→ TASK STATEMENT:
Which lines hold the word "devices"? Copy each of them.

→ DATA SHOWN:
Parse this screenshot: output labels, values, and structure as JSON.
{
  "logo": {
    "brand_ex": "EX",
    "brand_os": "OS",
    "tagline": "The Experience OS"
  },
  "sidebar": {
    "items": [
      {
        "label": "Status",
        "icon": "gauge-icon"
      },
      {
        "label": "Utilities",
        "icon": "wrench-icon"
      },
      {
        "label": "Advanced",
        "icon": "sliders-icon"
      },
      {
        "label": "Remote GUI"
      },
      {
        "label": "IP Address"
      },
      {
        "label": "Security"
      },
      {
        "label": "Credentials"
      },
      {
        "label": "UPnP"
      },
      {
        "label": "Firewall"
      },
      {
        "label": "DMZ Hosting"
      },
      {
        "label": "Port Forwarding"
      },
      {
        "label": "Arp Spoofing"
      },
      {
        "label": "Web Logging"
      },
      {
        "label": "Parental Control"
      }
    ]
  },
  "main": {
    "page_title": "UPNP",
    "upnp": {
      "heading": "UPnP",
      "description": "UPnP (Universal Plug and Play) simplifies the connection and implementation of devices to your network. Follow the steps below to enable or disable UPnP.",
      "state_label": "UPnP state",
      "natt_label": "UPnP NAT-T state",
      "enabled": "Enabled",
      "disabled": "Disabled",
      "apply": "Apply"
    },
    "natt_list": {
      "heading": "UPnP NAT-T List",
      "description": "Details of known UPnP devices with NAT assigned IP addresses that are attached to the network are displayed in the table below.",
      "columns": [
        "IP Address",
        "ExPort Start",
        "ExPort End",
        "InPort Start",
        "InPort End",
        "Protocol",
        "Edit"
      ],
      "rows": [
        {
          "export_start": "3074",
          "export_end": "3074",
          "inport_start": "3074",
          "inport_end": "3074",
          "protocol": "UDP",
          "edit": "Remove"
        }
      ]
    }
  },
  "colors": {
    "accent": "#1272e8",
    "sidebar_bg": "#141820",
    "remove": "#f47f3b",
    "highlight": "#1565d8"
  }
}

→ WORKED ANSWER:
      "description": "UPnP (Universal Plug and Play) simplifies the connection and implementation of devices to your network. Follow the steps below to enable or disable UPnP.",
      "description": "Details of known UPnP devices with NAT assigned IP addresses that are attached to the network are displayed in the table below.",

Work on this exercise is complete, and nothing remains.